Gather, from the data below, each line in which the word "március" occurs.

--- start of Exercise input ---

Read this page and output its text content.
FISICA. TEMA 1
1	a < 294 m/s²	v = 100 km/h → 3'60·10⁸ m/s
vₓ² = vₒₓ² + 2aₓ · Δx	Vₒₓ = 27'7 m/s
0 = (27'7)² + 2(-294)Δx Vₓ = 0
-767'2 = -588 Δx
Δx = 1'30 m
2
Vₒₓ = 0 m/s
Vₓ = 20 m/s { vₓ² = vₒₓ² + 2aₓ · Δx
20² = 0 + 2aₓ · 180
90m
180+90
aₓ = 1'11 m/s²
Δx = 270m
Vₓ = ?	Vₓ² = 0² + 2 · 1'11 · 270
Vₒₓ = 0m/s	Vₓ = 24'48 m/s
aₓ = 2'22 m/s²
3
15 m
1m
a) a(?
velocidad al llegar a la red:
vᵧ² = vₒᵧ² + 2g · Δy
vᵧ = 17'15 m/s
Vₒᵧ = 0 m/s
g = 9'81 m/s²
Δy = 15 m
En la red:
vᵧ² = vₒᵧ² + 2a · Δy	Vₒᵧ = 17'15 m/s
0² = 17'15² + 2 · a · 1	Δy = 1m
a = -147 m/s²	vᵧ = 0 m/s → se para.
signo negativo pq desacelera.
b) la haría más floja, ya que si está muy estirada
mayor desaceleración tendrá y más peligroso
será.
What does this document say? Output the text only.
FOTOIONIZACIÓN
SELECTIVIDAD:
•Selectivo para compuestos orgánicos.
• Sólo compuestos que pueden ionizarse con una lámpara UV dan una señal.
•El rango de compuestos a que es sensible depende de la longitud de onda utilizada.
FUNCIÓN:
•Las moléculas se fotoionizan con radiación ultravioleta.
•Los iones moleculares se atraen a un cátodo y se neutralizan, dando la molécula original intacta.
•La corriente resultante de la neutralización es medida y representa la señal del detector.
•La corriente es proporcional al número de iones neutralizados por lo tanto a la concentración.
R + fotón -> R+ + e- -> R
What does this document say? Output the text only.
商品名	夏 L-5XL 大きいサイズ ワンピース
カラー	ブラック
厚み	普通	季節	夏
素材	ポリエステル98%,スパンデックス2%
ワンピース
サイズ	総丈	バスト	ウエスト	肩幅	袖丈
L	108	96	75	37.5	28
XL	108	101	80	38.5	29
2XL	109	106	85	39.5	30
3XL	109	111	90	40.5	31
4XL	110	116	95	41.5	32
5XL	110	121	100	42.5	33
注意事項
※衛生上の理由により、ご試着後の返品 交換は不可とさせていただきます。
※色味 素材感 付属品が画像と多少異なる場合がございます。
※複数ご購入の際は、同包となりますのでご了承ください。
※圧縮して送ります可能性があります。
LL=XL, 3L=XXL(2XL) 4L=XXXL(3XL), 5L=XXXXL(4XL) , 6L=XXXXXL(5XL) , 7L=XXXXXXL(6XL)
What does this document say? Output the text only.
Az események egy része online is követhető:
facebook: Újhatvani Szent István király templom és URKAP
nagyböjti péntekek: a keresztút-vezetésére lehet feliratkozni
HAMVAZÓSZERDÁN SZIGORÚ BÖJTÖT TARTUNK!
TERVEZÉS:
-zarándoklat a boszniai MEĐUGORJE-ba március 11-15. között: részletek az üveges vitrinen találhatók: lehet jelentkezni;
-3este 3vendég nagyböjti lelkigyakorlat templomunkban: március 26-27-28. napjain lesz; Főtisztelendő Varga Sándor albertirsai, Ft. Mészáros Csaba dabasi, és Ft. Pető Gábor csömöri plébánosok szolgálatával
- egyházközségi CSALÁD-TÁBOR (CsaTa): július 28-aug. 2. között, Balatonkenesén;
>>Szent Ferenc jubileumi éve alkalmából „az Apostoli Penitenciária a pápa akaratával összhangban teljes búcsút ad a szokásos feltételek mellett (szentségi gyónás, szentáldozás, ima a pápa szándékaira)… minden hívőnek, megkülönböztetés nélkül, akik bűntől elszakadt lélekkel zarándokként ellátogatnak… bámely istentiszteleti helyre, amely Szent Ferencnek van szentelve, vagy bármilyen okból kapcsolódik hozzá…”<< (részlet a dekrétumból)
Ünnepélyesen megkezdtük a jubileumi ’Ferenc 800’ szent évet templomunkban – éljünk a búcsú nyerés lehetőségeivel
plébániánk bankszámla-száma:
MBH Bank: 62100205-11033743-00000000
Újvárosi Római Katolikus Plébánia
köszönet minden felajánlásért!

--- end of Exercise input ---

*Worked solution*:
-zarándoklat a boszniai MEĐUGORJE-ba március 11-15. között: részletek az üveges vitrinen találhatók: lehet jelentkezni;
-3este 3vendég nagyböjti lelkigyakorlat templomunkban: március 26-27-28. napjain lesz; Főtisztelendő Varga Sándor albertirsai, Ft. Mészáros Csaba dabasi, és Ft. Pető Gábor csömöri plébánosok szolgálatával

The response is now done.